» Records supplied
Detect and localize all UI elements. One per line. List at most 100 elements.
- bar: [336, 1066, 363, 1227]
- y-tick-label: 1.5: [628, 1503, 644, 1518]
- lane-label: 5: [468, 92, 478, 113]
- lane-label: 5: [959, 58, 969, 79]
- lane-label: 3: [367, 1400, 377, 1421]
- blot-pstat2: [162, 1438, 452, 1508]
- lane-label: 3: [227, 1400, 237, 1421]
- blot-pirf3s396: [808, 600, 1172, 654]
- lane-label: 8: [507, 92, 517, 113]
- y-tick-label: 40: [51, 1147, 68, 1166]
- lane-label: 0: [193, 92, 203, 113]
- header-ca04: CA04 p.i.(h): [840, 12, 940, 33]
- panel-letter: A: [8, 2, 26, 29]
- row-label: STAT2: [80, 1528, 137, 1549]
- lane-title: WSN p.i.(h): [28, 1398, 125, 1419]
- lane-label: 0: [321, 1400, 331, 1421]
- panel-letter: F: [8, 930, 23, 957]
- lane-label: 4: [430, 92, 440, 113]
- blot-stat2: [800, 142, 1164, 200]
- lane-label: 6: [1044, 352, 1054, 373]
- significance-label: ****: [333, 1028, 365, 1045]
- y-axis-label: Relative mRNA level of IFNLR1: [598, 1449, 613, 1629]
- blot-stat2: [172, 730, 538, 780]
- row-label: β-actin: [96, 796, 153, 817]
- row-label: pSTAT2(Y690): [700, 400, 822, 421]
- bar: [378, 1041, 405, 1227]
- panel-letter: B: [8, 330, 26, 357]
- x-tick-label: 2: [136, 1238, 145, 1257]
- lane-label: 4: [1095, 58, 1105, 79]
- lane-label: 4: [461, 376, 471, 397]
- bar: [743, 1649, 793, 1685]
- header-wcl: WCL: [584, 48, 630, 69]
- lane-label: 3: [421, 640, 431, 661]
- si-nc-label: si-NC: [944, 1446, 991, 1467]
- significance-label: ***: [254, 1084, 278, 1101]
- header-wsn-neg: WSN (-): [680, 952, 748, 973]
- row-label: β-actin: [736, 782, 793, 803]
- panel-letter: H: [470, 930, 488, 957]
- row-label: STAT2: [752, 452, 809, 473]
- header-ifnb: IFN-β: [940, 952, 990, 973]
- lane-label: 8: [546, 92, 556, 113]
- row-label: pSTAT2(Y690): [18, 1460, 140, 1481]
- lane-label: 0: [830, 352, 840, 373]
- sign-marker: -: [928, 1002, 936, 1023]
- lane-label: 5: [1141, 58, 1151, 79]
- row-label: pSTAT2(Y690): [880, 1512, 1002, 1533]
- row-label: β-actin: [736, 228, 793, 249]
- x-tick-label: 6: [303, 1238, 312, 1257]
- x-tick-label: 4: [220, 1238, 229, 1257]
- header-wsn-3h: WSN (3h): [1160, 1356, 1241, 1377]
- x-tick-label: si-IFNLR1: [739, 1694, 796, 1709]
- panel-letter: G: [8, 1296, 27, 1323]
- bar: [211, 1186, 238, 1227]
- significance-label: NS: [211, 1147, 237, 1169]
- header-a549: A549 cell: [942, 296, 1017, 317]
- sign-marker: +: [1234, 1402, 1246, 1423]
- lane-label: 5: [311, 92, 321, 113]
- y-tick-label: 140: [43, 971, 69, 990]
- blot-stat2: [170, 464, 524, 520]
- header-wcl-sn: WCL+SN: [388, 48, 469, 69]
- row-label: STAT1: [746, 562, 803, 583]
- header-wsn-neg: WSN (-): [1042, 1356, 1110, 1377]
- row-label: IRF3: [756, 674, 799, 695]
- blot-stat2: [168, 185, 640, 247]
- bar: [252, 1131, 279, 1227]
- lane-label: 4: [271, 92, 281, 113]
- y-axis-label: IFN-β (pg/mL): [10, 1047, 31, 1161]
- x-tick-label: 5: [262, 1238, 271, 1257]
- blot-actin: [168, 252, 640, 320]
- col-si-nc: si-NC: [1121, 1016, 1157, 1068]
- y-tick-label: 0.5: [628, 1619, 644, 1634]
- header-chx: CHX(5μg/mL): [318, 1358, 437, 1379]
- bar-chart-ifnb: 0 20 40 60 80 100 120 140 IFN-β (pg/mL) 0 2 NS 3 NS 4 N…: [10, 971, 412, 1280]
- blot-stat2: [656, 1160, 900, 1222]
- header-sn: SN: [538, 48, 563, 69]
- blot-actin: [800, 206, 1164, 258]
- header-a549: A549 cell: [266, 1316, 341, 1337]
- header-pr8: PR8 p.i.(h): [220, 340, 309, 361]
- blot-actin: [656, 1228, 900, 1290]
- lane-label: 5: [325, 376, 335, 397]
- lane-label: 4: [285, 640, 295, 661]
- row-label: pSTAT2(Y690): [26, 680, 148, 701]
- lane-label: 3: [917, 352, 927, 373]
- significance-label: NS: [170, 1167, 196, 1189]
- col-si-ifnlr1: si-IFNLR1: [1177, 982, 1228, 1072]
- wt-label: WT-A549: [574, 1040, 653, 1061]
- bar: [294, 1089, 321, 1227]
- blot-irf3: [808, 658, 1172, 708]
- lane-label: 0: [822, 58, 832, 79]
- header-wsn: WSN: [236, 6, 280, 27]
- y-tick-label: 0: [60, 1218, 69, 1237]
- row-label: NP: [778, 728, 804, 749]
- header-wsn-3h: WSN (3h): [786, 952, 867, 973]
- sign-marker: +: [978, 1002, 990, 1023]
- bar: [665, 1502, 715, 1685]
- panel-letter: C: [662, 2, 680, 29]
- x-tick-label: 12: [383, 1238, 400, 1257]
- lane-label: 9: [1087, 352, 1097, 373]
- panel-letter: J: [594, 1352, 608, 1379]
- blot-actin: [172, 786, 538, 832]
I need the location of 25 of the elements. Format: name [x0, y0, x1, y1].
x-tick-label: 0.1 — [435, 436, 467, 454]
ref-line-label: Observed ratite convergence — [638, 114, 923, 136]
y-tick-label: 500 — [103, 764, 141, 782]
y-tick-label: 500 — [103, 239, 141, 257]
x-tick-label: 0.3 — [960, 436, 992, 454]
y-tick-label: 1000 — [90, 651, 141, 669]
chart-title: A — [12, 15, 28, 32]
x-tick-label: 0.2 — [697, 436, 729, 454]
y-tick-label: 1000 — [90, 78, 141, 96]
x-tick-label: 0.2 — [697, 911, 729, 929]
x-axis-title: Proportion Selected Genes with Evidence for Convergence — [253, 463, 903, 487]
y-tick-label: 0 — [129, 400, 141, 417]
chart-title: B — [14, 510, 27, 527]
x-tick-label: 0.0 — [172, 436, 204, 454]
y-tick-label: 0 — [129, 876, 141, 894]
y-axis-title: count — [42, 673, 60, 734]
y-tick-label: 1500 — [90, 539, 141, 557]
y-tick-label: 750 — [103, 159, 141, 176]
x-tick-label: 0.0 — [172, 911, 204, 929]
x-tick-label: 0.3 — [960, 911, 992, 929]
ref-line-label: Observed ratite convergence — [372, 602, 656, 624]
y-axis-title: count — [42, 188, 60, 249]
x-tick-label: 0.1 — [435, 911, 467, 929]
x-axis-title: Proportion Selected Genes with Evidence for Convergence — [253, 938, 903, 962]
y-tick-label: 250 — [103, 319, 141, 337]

» What is required
Reply with only the number of lines in the material above where the string "chart" appears.

» Answer section
3